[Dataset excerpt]
* start *

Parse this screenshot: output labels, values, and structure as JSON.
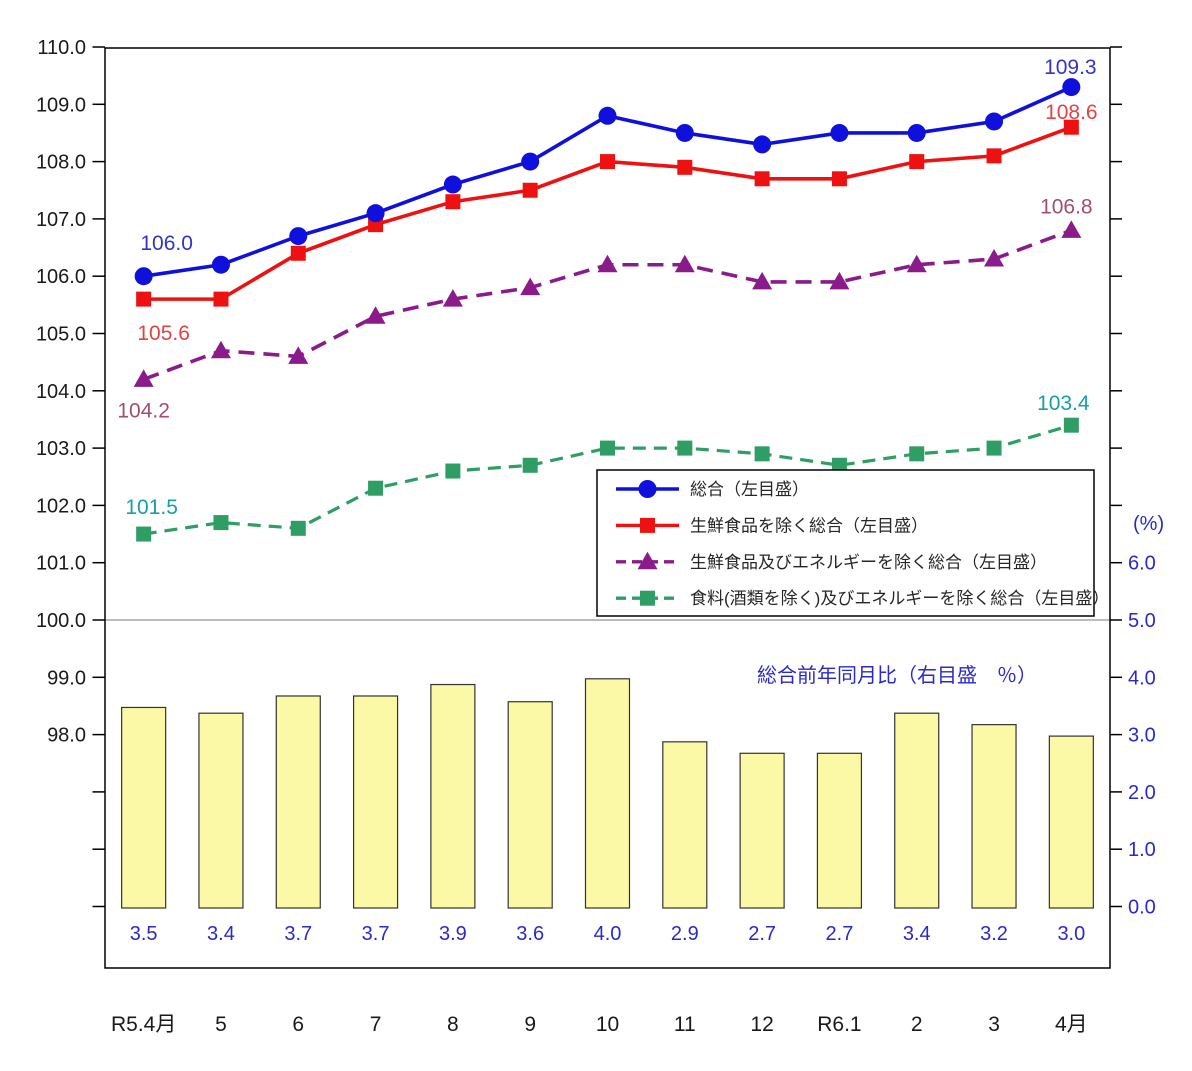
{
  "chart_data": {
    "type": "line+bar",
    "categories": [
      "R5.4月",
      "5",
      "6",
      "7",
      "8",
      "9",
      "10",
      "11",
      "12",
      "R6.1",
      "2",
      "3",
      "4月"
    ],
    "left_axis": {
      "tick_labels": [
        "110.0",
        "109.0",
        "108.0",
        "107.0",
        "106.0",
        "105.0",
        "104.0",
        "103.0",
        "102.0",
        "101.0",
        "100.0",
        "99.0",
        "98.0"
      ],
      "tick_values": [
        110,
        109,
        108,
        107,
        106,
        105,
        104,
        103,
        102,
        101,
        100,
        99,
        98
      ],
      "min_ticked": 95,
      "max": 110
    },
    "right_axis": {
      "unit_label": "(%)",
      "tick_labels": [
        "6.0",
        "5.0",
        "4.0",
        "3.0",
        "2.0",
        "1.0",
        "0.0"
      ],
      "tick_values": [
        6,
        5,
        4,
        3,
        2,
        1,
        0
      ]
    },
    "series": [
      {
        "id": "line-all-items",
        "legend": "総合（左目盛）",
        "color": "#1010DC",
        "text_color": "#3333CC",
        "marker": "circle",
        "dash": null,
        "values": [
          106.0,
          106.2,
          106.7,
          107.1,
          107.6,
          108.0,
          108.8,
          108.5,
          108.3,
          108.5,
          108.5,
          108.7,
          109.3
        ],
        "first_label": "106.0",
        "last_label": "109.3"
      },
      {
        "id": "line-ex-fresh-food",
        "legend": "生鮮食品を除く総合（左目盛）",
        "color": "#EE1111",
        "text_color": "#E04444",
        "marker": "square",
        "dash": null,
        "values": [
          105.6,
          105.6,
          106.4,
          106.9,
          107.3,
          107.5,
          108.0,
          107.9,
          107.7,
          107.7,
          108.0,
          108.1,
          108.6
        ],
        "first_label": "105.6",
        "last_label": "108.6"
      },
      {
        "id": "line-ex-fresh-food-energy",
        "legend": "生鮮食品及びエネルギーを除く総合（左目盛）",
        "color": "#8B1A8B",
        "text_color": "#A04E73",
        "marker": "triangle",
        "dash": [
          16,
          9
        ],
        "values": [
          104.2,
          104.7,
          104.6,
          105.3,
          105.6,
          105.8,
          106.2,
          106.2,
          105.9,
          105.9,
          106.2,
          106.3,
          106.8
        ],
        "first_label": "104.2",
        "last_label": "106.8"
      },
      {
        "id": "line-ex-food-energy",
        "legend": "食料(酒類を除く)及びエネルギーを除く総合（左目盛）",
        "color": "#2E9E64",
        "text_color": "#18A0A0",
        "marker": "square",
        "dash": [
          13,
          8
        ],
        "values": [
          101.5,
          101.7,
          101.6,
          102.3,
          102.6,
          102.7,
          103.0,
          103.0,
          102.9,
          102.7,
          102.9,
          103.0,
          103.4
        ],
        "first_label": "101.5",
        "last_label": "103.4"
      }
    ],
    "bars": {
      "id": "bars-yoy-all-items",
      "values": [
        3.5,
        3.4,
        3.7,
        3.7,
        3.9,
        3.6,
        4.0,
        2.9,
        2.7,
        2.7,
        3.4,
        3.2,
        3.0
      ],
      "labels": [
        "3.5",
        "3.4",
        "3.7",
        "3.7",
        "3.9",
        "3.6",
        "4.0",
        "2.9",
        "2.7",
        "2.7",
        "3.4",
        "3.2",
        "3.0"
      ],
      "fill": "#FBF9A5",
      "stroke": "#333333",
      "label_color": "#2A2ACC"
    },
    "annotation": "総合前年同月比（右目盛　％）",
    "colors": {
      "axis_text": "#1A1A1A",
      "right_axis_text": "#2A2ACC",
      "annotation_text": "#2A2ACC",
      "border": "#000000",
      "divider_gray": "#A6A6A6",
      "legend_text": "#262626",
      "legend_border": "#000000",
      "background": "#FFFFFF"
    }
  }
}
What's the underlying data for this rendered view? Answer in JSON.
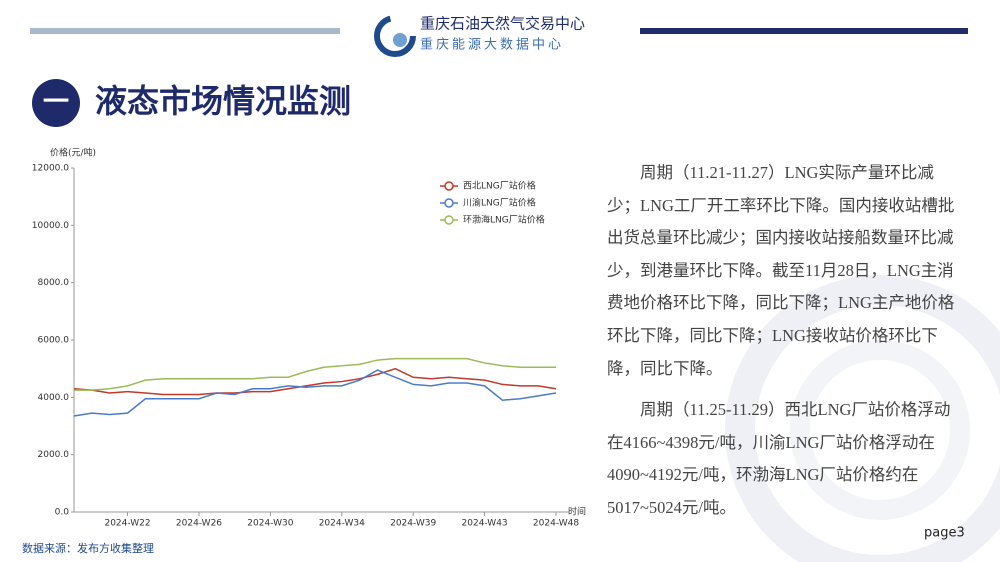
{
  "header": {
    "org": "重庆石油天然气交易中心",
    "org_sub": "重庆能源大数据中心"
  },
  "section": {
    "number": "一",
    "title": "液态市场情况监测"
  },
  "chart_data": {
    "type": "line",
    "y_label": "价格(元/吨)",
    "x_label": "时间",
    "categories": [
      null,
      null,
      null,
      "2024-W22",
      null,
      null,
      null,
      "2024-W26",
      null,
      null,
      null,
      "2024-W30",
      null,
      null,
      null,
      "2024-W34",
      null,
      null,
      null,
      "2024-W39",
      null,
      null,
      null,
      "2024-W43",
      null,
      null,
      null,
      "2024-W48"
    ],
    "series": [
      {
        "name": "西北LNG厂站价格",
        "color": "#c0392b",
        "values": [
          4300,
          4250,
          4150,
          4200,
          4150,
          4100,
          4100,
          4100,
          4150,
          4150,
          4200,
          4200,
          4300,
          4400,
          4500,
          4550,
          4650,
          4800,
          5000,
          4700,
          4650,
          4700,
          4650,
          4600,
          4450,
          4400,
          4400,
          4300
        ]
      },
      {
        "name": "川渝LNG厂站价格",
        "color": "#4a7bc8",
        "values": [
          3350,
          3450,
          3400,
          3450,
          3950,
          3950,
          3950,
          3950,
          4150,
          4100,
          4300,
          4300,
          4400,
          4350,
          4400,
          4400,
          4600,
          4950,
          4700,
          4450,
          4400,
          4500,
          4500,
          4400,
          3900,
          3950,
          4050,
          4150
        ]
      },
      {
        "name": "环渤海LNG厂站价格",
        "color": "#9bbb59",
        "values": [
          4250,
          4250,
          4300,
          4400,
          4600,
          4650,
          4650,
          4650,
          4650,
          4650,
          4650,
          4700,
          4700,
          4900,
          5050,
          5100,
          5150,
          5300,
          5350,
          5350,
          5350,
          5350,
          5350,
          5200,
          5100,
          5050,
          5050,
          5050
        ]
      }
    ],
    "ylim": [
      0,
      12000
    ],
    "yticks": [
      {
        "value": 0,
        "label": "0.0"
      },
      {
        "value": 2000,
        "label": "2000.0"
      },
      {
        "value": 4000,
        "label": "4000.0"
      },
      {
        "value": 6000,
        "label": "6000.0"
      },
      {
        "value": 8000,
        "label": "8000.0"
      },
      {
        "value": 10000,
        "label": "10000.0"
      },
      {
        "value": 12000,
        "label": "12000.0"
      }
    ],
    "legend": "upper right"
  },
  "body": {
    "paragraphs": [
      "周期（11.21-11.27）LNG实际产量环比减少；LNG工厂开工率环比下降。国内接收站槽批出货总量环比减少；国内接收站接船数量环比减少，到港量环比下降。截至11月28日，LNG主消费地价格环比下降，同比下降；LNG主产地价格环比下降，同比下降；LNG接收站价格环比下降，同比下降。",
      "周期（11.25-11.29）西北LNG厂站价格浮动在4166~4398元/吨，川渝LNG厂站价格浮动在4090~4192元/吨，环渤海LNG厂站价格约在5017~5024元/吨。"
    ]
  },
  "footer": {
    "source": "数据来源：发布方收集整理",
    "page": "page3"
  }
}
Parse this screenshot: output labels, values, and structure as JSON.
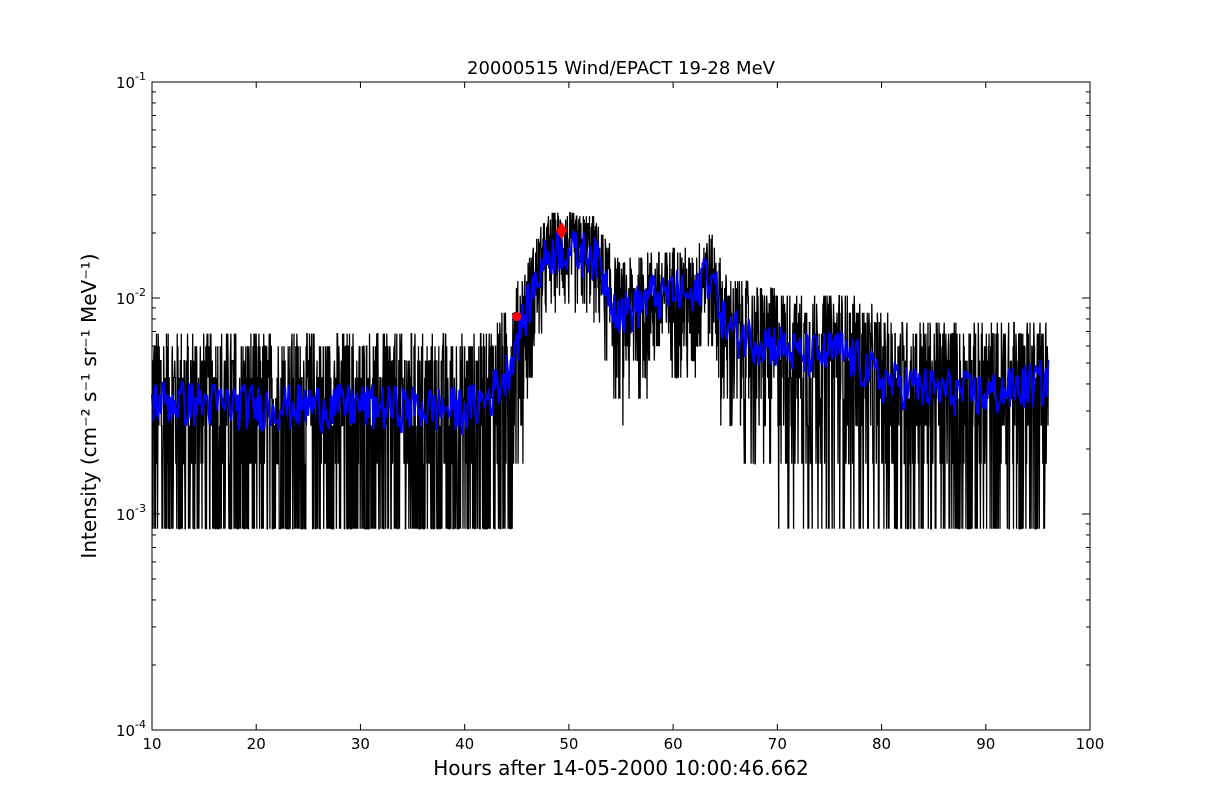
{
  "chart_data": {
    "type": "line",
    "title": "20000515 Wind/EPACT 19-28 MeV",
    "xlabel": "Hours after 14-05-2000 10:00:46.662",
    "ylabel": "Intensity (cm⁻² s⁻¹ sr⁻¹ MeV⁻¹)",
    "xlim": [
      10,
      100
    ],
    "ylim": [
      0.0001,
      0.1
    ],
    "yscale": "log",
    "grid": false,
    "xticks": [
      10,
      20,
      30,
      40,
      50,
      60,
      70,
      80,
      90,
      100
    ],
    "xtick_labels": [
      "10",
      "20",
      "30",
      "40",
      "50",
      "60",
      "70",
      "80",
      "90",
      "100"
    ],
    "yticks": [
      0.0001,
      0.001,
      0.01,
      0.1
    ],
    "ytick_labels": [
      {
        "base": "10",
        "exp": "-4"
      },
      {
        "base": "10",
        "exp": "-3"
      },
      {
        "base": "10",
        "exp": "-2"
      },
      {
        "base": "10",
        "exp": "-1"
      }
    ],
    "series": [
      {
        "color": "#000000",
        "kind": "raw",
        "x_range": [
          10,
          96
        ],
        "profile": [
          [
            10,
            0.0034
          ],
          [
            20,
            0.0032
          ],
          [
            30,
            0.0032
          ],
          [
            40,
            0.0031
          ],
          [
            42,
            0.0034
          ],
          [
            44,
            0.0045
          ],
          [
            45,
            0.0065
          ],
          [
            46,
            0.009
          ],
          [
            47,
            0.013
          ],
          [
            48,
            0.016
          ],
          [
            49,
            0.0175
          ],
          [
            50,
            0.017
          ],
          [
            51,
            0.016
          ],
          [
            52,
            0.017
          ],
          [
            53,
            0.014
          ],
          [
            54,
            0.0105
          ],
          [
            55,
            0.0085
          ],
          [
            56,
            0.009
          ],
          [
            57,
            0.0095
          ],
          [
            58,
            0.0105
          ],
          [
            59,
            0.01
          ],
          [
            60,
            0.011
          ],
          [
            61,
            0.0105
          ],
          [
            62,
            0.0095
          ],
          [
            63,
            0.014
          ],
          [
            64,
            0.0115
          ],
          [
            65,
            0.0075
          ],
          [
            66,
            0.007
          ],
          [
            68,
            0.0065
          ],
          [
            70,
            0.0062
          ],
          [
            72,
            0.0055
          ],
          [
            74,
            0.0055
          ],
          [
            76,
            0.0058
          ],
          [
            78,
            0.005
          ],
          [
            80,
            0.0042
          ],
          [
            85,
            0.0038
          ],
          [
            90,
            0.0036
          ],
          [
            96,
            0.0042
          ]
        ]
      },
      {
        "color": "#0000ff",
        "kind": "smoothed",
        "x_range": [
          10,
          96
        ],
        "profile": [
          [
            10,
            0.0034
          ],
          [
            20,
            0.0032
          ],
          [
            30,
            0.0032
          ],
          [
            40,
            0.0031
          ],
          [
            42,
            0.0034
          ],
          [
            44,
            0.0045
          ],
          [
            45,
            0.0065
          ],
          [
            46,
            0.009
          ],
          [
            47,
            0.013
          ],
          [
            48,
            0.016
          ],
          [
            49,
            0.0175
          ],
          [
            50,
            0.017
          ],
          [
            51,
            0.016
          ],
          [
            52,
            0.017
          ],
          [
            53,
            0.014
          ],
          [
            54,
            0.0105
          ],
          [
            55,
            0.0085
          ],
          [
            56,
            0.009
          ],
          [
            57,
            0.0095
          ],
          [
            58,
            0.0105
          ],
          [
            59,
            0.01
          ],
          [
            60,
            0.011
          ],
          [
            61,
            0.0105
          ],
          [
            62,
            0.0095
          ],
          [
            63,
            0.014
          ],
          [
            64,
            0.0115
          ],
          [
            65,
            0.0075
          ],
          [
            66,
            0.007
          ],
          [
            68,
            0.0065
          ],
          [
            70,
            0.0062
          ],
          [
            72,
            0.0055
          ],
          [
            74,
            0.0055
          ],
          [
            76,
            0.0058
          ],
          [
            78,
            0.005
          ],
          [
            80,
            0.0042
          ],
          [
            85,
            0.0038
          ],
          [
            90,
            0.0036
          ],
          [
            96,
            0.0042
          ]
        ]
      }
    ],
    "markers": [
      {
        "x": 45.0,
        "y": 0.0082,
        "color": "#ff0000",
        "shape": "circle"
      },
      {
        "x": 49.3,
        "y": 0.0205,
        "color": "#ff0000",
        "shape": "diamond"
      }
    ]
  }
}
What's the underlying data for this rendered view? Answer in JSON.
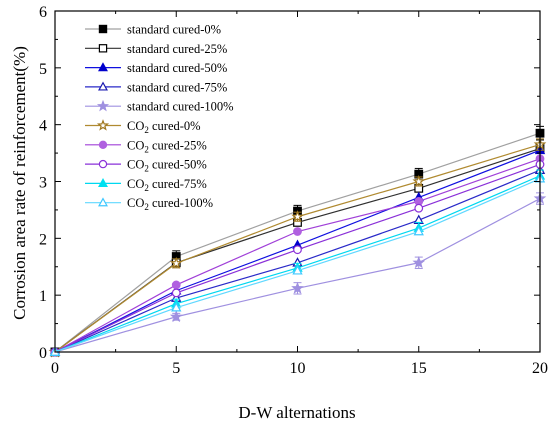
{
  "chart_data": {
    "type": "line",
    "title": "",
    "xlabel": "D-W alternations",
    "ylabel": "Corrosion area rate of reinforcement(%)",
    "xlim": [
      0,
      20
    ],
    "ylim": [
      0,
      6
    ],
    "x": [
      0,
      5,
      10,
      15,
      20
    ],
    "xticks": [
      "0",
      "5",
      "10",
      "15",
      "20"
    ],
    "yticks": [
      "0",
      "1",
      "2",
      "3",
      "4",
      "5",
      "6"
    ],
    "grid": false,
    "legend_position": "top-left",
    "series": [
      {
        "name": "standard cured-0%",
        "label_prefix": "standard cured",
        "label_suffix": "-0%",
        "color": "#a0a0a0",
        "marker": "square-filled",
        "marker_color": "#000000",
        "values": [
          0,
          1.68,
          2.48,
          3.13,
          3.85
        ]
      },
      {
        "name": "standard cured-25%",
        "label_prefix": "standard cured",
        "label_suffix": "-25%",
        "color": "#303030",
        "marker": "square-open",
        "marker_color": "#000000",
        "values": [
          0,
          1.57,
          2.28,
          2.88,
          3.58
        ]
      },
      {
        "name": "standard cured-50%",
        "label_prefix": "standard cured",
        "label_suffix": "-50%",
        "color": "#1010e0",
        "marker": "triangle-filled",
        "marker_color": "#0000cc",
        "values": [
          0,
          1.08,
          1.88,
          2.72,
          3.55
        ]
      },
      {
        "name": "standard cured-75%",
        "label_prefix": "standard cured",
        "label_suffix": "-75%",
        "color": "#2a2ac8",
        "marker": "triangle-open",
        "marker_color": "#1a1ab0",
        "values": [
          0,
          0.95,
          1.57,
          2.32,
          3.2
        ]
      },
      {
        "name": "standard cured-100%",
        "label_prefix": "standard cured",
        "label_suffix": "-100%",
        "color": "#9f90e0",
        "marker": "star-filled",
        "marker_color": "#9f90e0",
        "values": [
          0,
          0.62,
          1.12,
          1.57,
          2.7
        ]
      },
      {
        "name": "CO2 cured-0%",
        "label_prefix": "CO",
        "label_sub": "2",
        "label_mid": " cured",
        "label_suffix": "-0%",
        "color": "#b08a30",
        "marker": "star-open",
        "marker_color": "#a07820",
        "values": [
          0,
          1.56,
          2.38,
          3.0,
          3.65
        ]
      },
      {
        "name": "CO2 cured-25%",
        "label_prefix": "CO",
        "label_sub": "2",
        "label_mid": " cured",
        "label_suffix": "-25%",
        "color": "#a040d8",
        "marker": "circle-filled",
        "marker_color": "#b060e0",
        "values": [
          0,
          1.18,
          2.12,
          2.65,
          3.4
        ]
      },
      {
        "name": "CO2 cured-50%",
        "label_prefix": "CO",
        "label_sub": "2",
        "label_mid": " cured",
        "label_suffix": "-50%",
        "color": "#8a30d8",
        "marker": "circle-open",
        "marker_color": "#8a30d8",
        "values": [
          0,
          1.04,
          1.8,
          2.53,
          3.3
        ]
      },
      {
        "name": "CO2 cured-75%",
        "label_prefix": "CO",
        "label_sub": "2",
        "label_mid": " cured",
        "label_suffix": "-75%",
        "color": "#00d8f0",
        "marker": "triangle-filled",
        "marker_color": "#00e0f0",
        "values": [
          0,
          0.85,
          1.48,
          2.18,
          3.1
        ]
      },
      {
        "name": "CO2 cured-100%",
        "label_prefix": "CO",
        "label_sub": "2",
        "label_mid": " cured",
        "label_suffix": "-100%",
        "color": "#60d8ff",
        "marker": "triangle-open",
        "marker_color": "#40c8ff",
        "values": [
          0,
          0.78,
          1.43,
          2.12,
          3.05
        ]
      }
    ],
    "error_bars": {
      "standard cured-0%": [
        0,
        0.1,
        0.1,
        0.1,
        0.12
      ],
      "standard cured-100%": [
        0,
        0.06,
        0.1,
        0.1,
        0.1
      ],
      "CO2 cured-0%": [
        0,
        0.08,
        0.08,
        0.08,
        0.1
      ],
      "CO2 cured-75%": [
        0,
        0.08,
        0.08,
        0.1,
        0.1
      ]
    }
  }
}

* end *

• _DIRECTION_
Pick out each line containing "open" and report it.

• _COMPLETE ANSWER_
        "marker": "square-open",
        "marker": "triangle-open",
        "marker": "star-open",
        "marker": "circle-open",
        "marker": "triangle-open",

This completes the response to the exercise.